— BEGIN —

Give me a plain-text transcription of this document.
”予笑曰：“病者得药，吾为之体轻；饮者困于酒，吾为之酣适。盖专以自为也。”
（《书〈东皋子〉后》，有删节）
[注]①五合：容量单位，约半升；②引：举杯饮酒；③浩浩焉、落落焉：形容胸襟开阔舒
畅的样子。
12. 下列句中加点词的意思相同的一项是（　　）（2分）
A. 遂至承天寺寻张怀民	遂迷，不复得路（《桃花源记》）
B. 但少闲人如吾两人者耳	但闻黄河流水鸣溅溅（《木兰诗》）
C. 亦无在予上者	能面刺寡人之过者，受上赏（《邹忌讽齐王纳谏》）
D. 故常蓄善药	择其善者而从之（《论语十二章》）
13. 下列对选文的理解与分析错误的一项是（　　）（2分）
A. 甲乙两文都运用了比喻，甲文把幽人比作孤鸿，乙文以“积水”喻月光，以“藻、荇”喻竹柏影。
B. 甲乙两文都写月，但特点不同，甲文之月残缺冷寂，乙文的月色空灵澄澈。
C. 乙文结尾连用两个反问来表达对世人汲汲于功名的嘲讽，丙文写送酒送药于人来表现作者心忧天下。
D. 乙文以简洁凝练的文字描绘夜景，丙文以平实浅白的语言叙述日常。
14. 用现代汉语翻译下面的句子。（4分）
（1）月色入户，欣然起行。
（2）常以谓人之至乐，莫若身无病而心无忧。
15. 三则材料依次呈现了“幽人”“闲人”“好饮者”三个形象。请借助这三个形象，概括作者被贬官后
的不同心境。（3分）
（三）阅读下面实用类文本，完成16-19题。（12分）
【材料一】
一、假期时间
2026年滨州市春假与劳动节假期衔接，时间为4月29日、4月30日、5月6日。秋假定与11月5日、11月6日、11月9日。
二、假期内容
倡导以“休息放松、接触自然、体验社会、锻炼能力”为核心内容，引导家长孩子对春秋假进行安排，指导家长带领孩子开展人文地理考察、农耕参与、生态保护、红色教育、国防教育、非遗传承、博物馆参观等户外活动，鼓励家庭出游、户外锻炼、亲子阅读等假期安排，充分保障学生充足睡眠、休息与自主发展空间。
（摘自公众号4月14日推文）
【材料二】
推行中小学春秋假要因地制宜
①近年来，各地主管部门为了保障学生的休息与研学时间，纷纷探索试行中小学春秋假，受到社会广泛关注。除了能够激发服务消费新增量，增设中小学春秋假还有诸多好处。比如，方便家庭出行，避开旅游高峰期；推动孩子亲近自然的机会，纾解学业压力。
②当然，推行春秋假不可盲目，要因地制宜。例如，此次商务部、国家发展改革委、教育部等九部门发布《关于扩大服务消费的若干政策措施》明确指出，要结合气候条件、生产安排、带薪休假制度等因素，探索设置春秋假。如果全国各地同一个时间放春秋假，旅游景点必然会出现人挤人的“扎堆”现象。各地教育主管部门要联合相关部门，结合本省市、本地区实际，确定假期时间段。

— END —

=== Task brief ===
Every record shown above should be written out again exactly.

=== Exercise answer ===
Give me a plain-text transcription of this document.
”予笑曰：“病者得药，吾为之体轻；饮者困于酒，吾为之酣适。盖专以自为也。”
（《书〈东皋子〉后》，有删节）
[注]①五合：容量单位，约半升；②引：举杯饮酒；③浩浩焉、落落焉：形容胸襟开阔舒
畅的样子。
12. 下列句中加点词的意思相同的一项是（　　）（2分）
A. 遂至承天寺寻张怀民	遂迷，不复得路（《桃花源记》）
B. 但少闲人如吾两人者耳	但闻黄河流水鸣溅溅（《木兰诗》）
C. 亦无在予上者	能面刺寡人之过者，受上赏（《邹忌讽齐王纳谏》）
D. 故常蓄善药	择其善者而从之（《论语十二章》）
13. 下列对选文的理解与分析错误的一项是（　　）（2分）
A. 甲乙两文都运用了比喻，甲文把幽人比作孤鸿，乙文以“积水”喻月光，以“藻、荇”喻竹柏影。
B. 甲乙两文都写月，但特点不同，甲文之月残缺冷寂，乙文的月色空灵澄澈。
C. 乙文结尾连用两个反问来表达对世人汲汲于功名的嘲讽，丙文写送酒送药于人来表现作者心忧天下。
D. 乙文以简洁凝练的文字描绘夜景，丙文以平实浅白的语言叙述日常。
14. 用现代汉语翻译下面的句子。（4分）
（1）月色入户，欣然起行。
（2）常以谓人之至乐，莫若身无病而心无忧。
15. 三则材料依次呈现了“幽人”“闲人”“好饮者”三个形象。请借助这三个形象，概括作者被贬官后
的不同心境。（3分）
（三）阅读下面实用类文本，完成16-19题。（12分）
【材料一】
一、假期时间
2026年滨州市春假与劳动节假期衔接，时间为4月29日、4月30日、5月6日。秋假定与11月5日、11月6日、11月9日。
二、假期内容
倡导以“休息放松、接触自然、体验社会、锻炼能力”为核心内容，引导家长孩子对春秋假进行安排，指导家长带领孩子开展人文地理考察、农耕参与、生态保护、红色教育、国防教育、非遗传承、博物馆参观等户外活动，鼓励家庭出游、户外锻炼、亲子阅读等假期安排，充分保障学生充足睡眠、休息与自主发展空间。
（摘自公众号4月14日推文）
【材料二】
推行中小学春秋假要因地制宜
①近年来，各地主管部门为了保障学生的休息与研学时间，纷纷探索试行中小学春秋假，受到社会广泛关注。除了能够激发服务消费新增量，增设中小学春秋假还有诸多好处。比如，方便家庭出行，避开旅游高峰期；推动孩子亲近自然的机会，纾解学业压力。
②当然，推行春秋假不可盲目，要因地制宜。例如，此次商务部、国家发展改革委、教育部等九部门发布《关于扩大服务消费的若干政策措施》明确指出，要结合气候条件、生产安排、带薪休假制度等因素，探索设置春秋假。如果全国各地同一个时间放春秋假，旅游景点必然会出现人挤人的“扎堆”现象。各地教育主管部门要联合相关部门，结合本省市、本地区实际，确定假期时间段。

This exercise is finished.